» **The task**: Without the images, output each record below as it stands.

» **Records supplied**:
▼

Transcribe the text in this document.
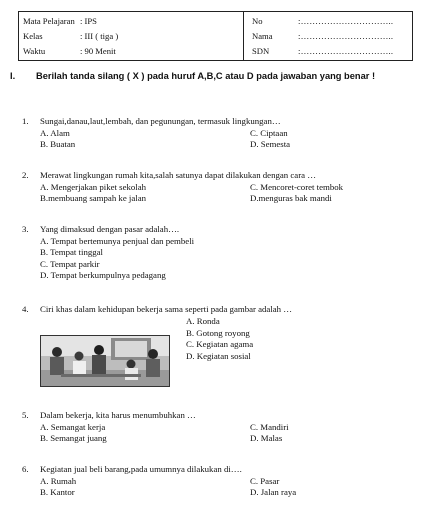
Mata Pelajaran : IPS
Kelas	: III ( tiga )
Waktu	: 90 Menit
No	:…………………………..
Nama	:…………………………..
SDN	:…………………………..
I.	Berilah tanda silang ( X ) pada huruf A,B,C atau D pada jawaban yang benar !
1.	Sungai,danau,laut,lembah, dan pegunungan, termasuk lingkungan…
A. Alam	C. Ciptaan
B. Buatan	D. Semesta
2.	Merawat lingkungan rumah kita,salah satunya dapat dilakukan dengan cara …
A. Mengerjakan piket sekolah	C. Mencoret-coret tembok
B.membuang sampah ke jalan	D.menguras bak mandi
3.	Yang dimaksud dengan pasar adalah….
A. Tempat bertemunya penjual dan pembeli
B. Tempat tinggal
C. Tempat parkir
D. Tempat berkumpulnya pedagang
4.	Ciri khas dalam kehidupan bekerja sama seperti pada gambar adalah …
A. Ronda
B. Gotong royong
C. Kegiatan agama
D. Kegiatan sosial
5.	Dalam bekerja, kita harus menumbuhkan …
A. Semangat kerja	C. Mandiri
B. Semangat juang	D. Malas
6.	Kegiatan jual beli barang,pada umumnya dilakukan di….
A. Rumah	C. Pasar
B. Kantor	D. Jalan raya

▲

» **Solved exercise**:
Transcribe the text in this document.
Mata Pelajaran : IPS
Kelas	: III ( tiga )
Waktu	: 90 Menit
No	:…………………………..
Nama	:…………………………..
SDN	:…………………………..
I.	Berilah tanda silang ( X ) pada huruf A,B,C atau D pada jawaban yang benar !
1.	Sungai,danau,laut,lembah, dan pegunungan, termasuk lingkungan…
A. Alam	C. Ciptaan
B. Buatan	D. Semesta
2.	Merawat lingkungan rumah kita,salah satunya dapat dilakukan dengan cara …
A. Mengerjakan piket sekolah	C. Mencoret-coret tembok
B.membuang sampah ke jalan	D.menguras bak mandi
3.	Yang dimaksud dengan pasar adalah….
A. Tempat bertemunya penjual dan pembeli
B. Tempat tinggal
C. Tempat parkir
D. Tempat berkumpulnya pedagang
4.	Ciri khas dalam kehidupan bekerja sama seperti pada gambar adalah …
A. Ronda
B. Gotong royong
C. Kegiatan agama
D. Kegiatan sosial
5.	Dalam bekerja, kita harus menumbuhkan …
A. Semangat kerja	C. Mandiri
B. Semangat juang	D. Malas
6.	Kegiatan jual beli barang,pada umumnya dilakukan di….
A. Rumah	C. Pasar
B. Kantor	D. Jalan raya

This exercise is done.